## Exercise brief
Copy out, from the entries below, each line holding the string "translated".

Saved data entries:
┄┄┄┄┄┄

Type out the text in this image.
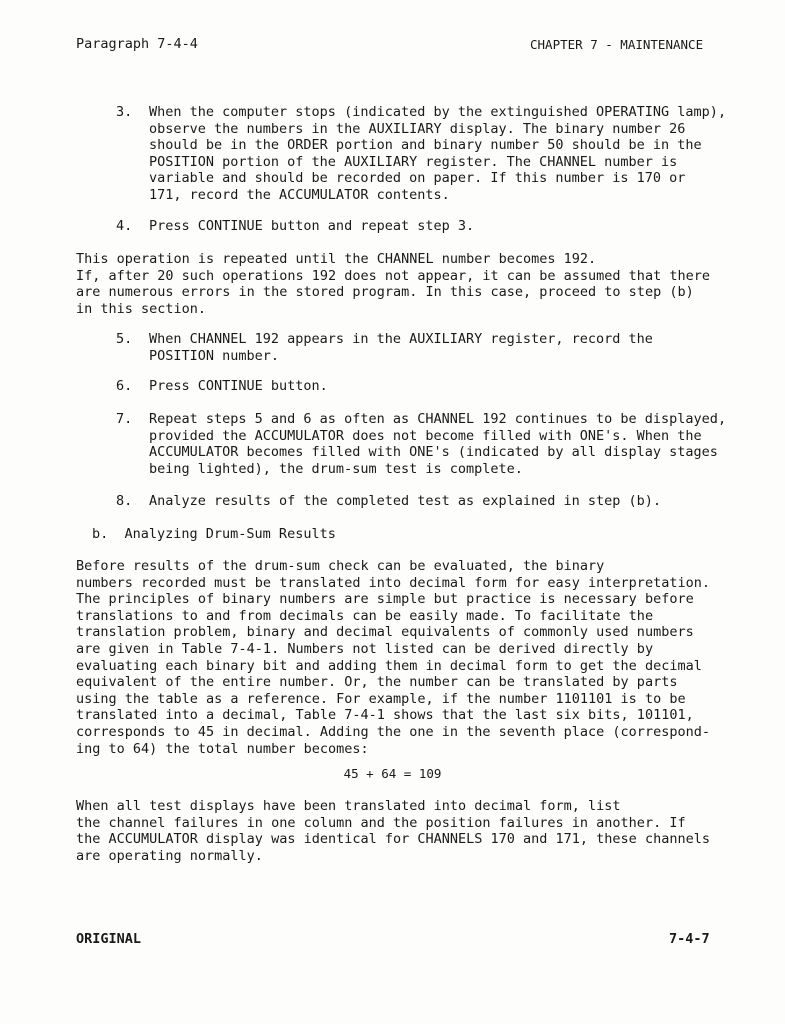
Paragraph 7-4-4	CHAPTER 7 - MAINTENANCE
3.	When the computer stops (indicated by the extinguished OPERATING lamp),
observe the numbers in the AUXILIARY display. The binary number 26
should be in the ORDER portion and binary number 50 should be in the
POSITION portion of the AUXILIARY register. The CHANNEL number is
variable and should be recorded on paper. If this number is 170 or
171, record the ACCUMULATOR contents.
4.	Press CONTINUE button and repeat step 3.
This operation is repeated until the CHANNEL number becomes 192.
If, after 20 such operations 192 does not appear, it can be assumed that there
are numerous errors in the stored program. In this case, proceed to step (b)
in this section.
5.	When CHANNEL 192 appears in the AUXILIARY register, record the
POSITION number.
6.	Press CONTINUE button.
7.	Repeat steps 5 and 6 as often as CHANNEL 192 continues to be displayed,
provided the ACCUMULATOR does not become filled with ONE's. When the
ACCUMULATOR becomes filled with ONE's (indicated by all display stages
being lighted), the drum-sum test is complete.
8.	Analyze results of the completed test as explained in step (b).
b.  Analyzing Drum-Sum Results
Before results of the drum-sum check can be evaluated, the binary
numbers recorded must be translated into decimal form for easy interpretation.
The principles of binary numbers are simple but practice is necessary before
translations to and from decimals can be easily made. To facilitate the
translation problem, binary and decimal equivalents of commonly used numbers
are given in Table 7-4-1. Numbers not listed can be derived directly by
evaluating each binary bit and adding them in decimal form to get the decimal
equivalent of the entire number. Or, the number can be translated by parts
using the table as a reference. For example, if the number 1101101 is to be
translated into a decimal, Table 7-4-1 shows that the last six bits, 101101,
corresponds to 45 in decimal. Adding the one in the seventh place (correspond-
ing to 64) the total number becomes:
45 + 64 = 109
When all test displays have been translated into decimal form, list
the channel failures in one column and the position failures in another. If
the ACCUMULATOR display was identical for CHANNELS 170 and 171, these channels
are operating normally.
ORIGINAL	7-4-7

┄┄┄┄┄┄

## Task answer
numbers recorded must be translated into decimal form for easy interpretation.
equivalent of the entire number. Or, the number can be translated by parts
translated into a decimal, Table 7-4-1 shows that the last six bits, 101101,
When all test displays have been translated into decimal form, list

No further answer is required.